PROMPT | Copy each line below in which the string "ආනමඩ" occurs.

INPUT DATA |
+++
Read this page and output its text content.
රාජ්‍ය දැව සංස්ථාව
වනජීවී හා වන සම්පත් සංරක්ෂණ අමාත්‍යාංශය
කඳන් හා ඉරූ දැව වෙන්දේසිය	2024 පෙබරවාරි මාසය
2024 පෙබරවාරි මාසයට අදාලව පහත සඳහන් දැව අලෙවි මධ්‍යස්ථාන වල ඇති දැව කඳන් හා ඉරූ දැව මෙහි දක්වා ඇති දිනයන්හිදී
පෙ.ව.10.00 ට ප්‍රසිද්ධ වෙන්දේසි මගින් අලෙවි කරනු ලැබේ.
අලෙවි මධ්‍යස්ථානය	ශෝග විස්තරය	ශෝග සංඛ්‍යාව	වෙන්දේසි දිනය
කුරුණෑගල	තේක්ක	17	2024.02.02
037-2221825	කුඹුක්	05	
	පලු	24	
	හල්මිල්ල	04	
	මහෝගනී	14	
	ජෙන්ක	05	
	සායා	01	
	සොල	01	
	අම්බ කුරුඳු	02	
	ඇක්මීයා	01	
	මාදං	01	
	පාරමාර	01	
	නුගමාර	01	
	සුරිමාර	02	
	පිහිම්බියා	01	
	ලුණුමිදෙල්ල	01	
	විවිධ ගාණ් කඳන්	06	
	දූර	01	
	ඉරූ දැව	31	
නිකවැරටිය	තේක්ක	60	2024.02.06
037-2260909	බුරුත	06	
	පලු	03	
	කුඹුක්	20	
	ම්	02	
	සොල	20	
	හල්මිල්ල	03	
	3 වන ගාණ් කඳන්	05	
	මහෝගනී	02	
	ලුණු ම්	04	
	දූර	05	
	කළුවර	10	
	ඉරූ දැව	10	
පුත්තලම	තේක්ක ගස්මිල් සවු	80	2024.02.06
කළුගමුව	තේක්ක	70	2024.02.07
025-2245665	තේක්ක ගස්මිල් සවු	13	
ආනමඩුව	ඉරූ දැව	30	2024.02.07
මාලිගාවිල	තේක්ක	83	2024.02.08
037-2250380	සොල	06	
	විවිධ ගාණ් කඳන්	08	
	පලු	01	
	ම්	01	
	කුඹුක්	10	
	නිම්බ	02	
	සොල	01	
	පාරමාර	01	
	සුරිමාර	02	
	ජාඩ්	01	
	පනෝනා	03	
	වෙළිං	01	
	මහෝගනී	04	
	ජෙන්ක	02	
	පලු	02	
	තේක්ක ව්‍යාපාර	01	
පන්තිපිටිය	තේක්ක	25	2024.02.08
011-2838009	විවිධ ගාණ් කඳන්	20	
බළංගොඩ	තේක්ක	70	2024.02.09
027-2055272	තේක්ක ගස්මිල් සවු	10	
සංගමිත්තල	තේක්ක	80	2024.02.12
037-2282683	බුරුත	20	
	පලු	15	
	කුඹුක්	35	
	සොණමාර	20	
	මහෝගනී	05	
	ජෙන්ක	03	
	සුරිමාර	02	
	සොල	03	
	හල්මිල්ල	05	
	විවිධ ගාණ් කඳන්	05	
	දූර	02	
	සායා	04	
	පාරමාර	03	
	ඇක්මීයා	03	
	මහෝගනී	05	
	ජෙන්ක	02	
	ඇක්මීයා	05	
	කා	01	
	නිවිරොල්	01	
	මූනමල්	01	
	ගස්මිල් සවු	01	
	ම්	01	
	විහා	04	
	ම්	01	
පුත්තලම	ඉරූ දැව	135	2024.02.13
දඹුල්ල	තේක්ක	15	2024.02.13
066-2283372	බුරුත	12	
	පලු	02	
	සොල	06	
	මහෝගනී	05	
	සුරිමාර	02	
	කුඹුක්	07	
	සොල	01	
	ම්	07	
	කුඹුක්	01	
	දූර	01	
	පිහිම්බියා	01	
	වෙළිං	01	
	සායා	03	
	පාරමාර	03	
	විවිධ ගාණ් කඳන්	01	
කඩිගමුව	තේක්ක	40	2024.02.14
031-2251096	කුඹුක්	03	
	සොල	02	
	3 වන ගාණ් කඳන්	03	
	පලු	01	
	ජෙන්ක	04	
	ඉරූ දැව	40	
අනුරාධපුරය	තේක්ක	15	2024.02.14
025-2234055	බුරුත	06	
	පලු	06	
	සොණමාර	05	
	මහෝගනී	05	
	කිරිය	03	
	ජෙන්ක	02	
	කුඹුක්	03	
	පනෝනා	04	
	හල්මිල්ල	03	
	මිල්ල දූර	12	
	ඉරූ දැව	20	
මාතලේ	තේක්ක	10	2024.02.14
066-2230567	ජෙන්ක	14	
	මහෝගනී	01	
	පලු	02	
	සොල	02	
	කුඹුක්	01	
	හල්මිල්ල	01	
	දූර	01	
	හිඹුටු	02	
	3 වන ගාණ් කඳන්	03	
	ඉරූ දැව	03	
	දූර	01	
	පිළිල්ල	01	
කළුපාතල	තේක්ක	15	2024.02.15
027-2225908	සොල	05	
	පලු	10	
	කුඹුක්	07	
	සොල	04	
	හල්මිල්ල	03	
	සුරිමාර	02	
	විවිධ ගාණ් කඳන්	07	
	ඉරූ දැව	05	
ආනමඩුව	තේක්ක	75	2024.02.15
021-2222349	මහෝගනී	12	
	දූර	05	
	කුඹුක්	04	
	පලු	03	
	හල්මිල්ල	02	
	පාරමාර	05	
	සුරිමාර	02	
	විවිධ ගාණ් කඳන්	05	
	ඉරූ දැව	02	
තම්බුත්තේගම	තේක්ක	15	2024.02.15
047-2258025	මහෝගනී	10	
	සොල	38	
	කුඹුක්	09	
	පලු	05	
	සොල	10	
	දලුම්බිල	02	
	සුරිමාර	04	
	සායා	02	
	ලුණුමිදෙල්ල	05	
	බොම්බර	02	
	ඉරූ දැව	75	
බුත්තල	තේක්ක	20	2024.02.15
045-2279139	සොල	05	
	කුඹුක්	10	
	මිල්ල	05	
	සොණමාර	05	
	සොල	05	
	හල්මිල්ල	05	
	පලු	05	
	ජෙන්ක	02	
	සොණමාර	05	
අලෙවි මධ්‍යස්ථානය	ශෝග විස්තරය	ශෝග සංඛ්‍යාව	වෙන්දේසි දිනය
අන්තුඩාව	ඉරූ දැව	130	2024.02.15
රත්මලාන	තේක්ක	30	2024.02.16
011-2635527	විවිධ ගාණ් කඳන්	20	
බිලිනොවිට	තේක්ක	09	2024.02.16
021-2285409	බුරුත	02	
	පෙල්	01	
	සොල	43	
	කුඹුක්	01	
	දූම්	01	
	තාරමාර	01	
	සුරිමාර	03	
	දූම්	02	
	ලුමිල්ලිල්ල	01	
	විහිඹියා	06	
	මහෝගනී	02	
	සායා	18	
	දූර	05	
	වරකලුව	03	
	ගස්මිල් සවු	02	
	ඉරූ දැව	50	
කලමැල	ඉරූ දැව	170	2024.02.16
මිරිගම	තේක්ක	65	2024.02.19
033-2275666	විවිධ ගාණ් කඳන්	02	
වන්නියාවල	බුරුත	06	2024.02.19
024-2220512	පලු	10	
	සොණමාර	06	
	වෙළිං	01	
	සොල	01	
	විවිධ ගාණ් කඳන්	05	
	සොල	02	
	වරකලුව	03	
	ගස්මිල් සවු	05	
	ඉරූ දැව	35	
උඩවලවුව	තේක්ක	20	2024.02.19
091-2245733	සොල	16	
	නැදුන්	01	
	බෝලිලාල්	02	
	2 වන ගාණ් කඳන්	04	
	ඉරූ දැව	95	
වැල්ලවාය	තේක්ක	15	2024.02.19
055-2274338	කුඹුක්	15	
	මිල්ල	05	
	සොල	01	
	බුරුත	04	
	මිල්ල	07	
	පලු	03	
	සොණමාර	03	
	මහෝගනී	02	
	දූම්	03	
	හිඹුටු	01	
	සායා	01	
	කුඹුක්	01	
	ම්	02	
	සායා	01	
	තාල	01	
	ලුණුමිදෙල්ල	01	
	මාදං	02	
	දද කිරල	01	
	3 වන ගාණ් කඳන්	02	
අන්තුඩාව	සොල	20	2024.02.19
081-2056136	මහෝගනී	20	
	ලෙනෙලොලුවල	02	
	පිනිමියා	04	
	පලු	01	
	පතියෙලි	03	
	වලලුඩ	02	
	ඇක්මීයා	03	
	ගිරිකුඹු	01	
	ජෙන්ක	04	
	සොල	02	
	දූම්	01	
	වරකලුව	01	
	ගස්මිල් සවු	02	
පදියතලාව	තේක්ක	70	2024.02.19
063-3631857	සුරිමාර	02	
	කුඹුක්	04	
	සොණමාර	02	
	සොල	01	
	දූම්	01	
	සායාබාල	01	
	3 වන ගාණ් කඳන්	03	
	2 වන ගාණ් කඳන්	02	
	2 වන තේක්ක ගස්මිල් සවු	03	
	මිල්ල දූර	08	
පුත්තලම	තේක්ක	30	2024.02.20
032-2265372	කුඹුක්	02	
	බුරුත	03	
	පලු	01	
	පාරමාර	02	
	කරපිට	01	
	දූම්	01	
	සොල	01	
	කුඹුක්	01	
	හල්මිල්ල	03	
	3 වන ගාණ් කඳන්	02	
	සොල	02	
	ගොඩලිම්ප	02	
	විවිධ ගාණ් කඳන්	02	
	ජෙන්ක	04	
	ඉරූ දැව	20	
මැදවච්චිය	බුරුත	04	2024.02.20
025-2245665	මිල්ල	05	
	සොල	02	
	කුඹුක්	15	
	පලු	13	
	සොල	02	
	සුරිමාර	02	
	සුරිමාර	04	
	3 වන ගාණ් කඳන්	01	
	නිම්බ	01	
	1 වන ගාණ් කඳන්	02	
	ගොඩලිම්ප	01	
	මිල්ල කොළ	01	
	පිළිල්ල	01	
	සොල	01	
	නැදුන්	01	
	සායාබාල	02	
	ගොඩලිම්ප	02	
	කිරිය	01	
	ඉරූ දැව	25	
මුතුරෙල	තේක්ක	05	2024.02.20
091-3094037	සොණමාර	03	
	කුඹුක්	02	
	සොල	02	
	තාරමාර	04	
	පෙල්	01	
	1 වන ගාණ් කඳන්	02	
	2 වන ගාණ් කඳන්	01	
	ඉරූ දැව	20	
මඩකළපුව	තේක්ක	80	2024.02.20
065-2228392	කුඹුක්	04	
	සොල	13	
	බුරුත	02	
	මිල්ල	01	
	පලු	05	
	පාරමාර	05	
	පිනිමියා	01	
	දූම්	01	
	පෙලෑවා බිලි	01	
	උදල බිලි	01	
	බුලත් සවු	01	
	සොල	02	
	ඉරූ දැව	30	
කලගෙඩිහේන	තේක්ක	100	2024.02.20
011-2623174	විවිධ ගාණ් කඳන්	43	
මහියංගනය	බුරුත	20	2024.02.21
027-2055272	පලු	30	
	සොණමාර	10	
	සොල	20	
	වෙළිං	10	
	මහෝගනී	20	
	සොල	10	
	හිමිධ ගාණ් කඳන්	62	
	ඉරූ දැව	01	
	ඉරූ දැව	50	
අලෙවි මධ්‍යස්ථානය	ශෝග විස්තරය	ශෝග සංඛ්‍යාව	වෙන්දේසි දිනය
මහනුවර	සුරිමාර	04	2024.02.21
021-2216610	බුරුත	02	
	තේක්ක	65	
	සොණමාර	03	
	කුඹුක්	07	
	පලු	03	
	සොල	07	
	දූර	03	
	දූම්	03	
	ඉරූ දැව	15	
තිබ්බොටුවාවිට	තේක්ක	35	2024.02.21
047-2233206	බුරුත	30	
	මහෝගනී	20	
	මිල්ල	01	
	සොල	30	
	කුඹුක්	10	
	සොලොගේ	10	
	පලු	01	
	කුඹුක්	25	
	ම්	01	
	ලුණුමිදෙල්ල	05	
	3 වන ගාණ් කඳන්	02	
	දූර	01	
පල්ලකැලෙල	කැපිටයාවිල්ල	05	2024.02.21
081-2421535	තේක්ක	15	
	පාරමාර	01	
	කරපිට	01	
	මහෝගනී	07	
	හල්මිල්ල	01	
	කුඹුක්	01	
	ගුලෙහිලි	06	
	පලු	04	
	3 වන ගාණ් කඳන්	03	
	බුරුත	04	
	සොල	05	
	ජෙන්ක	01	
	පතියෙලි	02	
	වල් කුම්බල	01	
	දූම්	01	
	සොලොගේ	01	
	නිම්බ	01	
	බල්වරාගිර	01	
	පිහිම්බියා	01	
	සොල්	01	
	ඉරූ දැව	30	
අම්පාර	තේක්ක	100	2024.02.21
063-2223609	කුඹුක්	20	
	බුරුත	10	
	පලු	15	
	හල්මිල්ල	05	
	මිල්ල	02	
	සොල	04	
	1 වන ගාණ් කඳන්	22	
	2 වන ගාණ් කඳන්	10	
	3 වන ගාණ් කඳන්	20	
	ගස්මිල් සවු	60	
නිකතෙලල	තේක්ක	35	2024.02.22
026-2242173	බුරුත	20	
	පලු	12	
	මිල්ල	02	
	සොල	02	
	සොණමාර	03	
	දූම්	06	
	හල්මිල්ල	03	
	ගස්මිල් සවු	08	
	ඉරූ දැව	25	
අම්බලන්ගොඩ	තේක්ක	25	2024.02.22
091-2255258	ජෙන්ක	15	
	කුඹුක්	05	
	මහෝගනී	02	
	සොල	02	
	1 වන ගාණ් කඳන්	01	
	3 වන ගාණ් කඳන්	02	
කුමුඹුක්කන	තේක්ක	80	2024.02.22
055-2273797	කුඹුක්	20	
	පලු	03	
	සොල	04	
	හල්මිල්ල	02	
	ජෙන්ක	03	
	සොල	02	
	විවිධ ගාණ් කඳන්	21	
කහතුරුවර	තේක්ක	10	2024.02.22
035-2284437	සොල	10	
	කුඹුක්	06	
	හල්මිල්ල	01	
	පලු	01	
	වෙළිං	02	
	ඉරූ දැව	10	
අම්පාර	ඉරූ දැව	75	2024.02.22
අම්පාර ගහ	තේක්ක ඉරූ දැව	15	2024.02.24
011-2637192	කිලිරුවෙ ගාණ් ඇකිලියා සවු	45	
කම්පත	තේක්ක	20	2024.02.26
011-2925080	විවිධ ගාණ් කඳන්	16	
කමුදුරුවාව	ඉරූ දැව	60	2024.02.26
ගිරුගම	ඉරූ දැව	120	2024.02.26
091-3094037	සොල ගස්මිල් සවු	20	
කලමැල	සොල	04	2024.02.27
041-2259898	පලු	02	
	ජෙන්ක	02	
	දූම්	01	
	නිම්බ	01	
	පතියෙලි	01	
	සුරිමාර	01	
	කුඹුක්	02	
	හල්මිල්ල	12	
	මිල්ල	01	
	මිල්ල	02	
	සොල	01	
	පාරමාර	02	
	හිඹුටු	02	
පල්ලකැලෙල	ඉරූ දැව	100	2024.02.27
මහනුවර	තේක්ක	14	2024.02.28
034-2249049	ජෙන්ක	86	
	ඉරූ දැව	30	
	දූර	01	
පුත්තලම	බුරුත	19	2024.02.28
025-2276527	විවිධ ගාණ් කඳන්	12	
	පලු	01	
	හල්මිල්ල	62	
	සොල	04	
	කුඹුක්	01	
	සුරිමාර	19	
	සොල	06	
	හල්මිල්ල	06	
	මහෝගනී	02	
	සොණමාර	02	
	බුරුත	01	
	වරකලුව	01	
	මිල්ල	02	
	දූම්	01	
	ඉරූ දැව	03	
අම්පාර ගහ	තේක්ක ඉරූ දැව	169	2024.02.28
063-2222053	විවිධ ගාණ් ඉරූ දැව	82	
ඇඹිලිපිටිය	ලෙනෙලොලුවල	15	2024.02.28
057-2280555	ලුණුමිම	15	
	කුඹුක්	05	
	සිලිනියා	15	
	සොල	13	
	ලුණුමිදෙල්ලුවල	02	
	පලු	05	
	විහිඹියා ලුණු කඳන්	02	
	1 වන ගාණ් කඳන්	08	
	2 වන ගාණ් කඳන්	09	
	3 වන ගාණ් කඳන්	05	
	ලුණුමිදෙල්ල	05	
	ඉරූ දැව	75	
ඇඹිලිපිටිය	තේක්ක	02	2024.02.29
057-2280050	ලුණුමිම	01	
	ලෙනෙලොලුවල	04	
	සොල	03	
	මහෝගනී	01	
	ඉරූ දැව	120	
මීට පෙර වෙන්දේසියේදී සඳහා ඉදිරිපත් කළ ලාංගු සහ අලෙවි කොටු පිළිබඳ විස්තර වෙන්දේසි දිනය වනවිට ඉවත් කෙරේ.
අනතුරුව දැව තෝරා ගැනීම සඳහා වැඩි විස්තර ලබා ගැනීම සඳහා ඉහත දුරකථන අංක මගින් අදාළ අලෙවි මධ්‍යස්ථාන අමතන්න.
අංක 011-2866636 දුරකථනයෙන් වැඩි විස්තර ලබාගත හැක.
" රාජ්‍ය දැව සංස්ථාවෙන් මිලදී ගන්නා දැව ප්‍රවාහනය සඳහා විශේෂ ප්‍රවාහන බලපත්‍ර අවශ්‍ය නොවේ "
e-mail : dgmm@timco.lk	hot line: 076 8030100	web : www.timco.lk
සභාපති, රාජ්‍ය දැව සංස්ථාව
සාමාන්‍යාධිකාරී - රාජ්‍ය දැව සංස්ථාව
+++
EXERCISE RESPONSE |
ආනමඩුව	ඉරූ දැව	30	2024.02.07
ආනමඩුව	තේක්ක	75	2024.02.15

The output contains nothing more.